#### Records for this task ####

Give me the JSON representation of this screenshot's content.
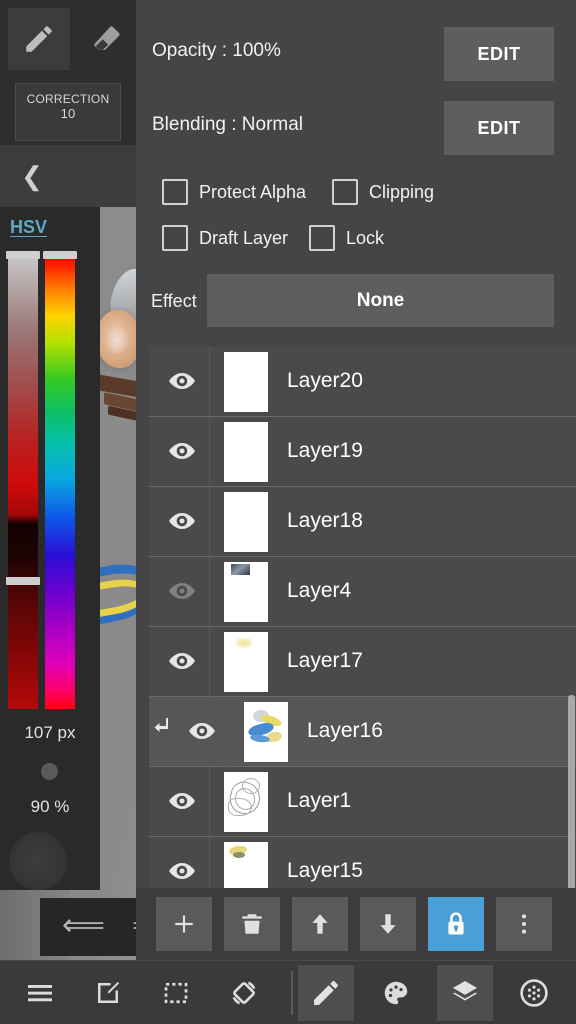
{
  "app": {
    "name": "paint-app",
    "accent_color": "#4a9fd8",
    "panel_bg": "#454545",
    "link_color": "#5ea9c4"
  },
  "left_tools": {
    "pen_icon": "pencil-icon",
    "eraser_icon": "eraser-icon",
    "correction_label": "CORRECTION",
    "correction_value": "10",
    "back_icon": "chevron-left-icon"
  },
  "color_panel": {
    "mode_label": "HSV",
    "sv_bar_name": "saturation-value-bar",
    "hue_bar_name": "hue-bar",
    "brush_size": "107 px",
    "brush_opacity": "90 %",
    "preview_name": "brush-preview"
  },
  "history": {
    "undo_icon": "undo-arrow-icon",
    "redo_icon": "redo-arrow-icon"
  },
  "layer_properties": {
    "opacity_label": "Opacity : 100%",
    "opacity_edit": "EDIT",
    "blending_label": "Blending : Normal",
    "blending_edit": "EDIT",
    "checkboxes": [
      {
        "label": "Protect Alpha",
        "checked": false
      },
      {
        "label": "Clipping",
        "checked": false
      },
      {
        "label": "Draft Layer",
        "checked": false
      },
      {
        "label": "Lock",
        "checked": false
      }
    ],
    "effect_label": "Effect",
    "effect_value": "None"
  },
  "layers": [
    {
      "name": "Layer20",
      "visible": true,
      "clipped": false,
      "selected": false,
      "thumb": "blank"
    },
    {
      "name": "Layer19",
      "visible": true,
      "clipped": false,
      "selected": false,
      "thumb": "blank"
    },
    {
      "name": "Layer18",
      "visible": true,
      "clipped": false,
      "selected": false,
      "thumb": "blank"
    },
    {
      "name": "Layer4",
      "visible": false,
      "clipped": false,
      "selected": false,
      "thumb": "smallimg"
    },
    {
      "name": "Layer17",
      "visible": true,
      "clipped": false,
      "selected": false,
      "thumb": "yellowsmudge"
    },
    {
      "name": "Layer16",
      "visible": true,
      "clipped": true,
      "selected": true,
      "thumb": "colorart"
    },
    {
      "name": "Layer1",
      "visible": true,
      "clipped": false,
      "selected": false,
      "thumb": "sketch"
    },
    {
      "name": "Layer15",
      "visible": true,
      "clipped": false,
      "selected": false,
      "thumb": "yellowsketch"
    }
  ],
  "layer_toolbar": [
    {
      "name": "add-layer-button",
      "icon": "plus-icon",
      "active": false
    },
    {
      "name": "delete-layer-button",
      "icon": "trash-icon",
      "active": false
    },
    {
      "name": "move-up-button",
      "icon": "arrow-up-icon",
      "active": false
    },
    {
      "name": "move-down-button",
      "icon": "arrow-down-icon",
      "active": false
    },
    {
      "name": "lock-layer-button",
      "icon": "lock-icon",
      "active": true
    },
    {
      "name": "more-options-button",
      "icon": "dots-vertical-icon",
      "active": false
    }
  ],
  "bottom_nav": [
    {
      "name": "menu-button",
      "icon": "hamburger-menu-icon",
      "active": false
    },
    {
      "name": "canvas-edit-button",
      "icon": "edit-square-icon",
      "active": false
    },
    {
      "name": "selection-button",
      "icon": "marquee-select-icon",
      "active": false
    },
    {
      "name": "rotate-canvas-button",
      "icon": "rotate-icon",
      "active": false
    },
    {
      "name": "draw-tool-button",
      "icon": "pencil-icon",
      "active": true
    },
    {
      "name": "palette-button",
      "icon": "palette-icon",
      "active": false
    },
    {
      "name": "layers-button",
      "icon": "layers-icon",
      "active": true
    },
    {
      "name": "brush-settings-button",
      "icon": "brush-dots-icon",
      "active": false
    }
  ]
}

####
#### Records for this task ####

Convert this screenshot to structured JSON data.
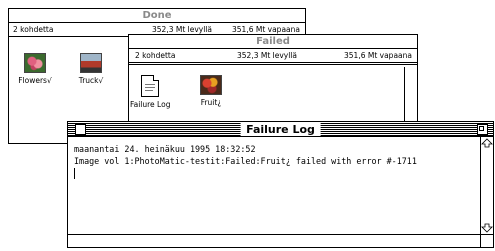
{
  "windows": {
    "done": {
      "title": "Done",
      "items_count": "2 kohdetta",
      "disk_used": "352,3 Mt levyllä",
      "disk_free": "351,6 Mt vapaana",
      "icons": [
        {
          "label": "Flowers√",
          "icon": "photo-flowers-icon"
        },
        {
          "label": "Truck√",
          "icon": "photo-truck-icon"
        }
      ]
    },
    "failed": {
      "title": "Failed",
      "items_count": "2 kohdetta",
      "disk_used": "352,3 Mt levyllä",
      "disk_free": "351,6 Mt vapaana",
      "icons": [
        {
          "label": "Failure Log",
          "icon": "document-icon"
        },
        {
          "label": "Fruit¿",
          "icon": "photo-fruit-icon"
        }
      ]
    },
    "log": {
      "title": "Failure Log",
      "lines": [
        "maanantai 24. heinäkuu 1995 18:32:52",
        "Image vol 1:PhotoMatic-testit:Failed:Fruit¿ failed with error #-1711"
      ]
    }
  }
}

####

Short problem:
Go through the records and gather the lines that hold "layers".

Reply to the exercise:
  "layers": [
      "name": "layers-button",
      "icon": "layers-icon",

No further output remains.